JOB - Reproduce the records below exactly as they appear.

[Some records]

** Begin **

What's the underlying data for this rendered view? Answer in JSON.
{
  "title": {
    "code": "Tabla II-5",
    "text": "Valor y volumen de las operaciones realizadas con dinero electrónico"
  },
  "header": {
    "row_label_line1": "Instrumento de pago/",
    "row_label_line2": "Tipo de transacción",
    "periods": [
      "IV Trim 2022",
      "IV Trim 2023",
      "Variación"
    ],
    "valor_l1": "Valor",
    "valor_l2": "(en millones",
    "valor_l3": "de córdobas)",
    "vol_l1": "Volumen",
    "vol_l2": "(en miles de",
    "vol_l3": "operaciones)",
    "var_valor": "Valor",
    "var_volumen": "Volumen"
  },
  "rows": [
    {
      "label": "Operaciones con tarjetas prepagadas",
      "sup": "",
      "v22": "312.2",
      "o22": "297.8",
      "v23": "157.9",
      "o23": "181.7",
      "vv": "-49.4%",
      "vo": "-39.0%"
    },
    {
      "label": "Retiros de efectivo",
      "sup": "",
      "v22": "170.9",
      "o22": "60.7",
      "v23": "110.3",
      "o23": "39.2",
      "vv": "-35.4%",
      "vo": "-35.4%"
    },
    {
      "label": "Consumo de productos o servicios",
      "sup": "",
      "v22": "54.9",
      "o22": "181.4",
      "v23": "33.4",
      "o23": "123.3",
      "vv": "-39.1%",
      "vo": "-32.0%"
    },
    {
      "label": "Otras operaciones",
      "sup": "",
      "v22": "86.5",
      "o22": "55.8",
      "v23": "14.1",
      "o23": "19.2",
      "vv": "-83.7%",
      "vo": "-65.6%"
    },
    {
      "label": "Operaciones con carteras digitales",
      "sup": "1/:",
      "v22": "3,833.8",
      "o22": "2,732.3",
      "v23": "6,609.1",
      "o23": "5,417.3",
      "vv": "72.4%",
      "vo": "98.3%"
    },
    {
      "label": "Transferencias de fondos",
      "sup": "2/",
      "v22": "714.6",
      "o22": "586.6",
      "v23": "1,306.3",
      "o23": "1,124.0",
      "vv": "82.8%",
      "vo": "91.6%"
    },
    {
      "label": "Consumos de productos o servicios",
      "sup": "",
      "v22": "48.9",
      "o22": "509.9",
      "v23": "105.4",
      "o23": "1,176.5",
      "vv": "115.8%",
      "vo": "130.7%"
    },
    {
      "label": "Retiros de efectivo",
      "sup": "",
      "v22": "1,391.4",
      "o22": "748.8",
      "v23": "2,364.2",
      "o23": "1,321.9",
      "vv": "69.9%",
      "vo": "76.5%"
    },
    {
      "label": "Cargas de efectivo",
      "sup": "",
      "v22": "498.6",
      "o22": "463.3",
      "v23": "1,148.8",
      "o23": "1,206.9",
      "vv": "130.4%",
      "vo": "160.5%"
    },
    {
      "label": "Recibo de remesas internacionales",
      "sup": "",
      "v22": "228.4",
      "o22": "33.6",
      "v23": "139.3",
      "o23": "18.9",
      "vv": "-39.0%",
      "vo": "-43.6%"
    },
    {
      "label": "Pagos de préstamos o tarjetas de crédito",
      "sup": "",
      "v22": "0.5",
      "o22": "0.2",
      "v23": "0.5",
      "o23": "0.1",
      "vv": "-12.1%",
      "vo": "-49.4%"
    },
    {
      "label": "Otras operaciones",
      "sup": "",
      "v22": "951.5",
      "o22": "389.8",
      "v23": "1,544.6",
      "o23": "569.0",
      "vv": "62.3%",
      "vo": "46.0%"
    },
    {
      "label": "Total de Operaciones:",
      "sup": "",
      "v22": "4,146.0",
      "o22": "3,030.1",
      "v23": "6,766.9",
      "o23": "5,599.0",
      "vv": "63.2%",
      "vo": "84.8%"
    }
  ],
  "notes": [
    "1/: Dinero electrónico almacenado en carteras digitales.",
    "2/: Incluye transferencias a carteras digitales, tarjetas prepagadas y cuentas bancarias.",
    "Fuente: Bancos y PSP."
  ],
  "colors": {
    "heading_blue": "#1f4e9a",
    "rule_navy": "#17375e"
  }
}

** End **

CORRECT RESULT -
What's the underlying data for this rendered view? Answer in JSON.
{
  "title": {
    "code": "Tabla II-5",
    "text": "Valor y volumen de las operaciones realizadas con dinero electrónico"
  },
  "header": {
    "row_label_line1": "Instrumento de pago/",
    "row_label_line2": "Tipo de transacción",
    "periods": [
      "IV Trim 2022",
      "IV Trim 2023",
      "Variación"
    ],
    "valor_l1": "Valor",
    "valor_l2": "(en millones",
    "valor_l3": "de córdobas)",
    "vol_l1": "Volumen",
    "vol_l2": "(en miles de",
    "vol_l3": "operaciones)",
    "var_valor": "Valor",
    "var_volumen": "Volumen"
  },
  "rows": [
    {
      "label": "Operaciones con tarjetas prepagadas",
      "sup": "",
      "v22": "312.2",
      "o22": "297.8",
      "v23": "157.9",
      "o23": "181.7",
      "vv": "-49.4%",
      "vo": "-39.0%"
    },
    {
      "label": "Retiros de efectivo",
      "sup": "",
      "v22": "170.9",
      "o22": "60.7",
      "v23": "110.3",
      "o23": "39.2",
      "vv": "-35.4%",
      "vo": "-35.4%"
    },
    {
      "label": "Consumo de productos o servicios",
      "sup": "",
      "v22": "54.9",
      "o22": "181.4",
      "v23": "33.4",
      "o23": "123.3",
      "vv": "-39.1%",
      "vo": "-32.0%"
    },
    {
      "label": "Otras operaciones",
      "sup": "",
      "v22": "86.5",
      "o22": "55.8",
      "v23": "14.1",
      "o23": "19.2",
      "vv": "-83.7%",
      "vo": "-65.6%"
    },
    {
      "label": "Operaciones con carteras digitales",
      "sup": "1/:",
      "v22": "3,833.8",
      "o22": "2,732.3",
      "v23": "6,609.1",
      "o23": "5,417.3",
      "vv": "72.4%",
      "vo": "98.3%"
    },
    {
      "label": "Transferencias de fondos",
      "sup": "2/",
      "v22": "714.6",
      "o22": "586.6",
      "v23": "1,306.3",
      "o23": "1,124.0",
      "vv": "82.8%",
      "vo": "91.6%"
    },
    {
      "label": "Consumos de productos o servicios",
      "sup": "",
      "v22": "48.9",
      "o22": "509.9",
      "v23": "105.4",
      "o23": "1,176.5",
      "vv": "115.8%",
      "vo": "130.7%"
    },
    {
      "label": "Retiros de efectivo",
      "sup": "",
      "v22": "1,391.4",
      "o22": "748.8",
      "v23": "2,364.2",
      "o23": "1,321.9",
      "vv": "69.9%",
      "vo": "76.5%"
    },
    {
      "label": "Cargas de efectivo",
      "sup": "",
      "v22": "498.6",
      "o22": "463.3",
      "v23": "1,148.8",
      "o23": "1,206.9",
      "vv": "130.4%",
      "vo": "160.5%"
    },
    {
      "label": "Recibo de remesas internacionales",
      "sup": "",
      "v22": "228.4",
      "o22": "33.6",
      "v23": "139.3",
      "o23": "18.9",
      "vv": "-39.0%",
      "vo": "-43.6%"
    },
    {
      "label": "Pagos de préstamos o tarjetas de crédito",
      "sup": "",
      "v22": "0.5",
      "o22": "0.2",
      "v23": "0.5",
      "o23": "0.1",
      "vv": "-12.1%",
      "vo": "-49.4%"
    },
    {
      "label": "Otras operaciones",
      "sup": "",
      "v22": "951.5",
      "o22": "389.8",
      "v23": "1,544.6",
      "o23": "569.0",
      "vv": "62.3%",
      "vo": "46.0%"
    },
    {
      "label": "Total de Operaciones:",
      "sup": "",
      "v22": "4,146.0",
      "o22": "3,030.1",
      "v23": "6,766.9",
      "o23": "5,599.0",
      "vv": "63.2%",
      "vo": "84.8%"
    }
  ],
  "notes": [
    "1/: Dinero electrónico almacenado en carteras digitales.",
    "2/: Incluye transferencias a carteras digitales, tarjetas prepagadas y cuentas bancarias.",
    "Fuente: Bancos y PSP."
  ],
  "colors": {
    "heading_blue": "#1f4e9a",
    "rule_navy": "#17375e"
  }
}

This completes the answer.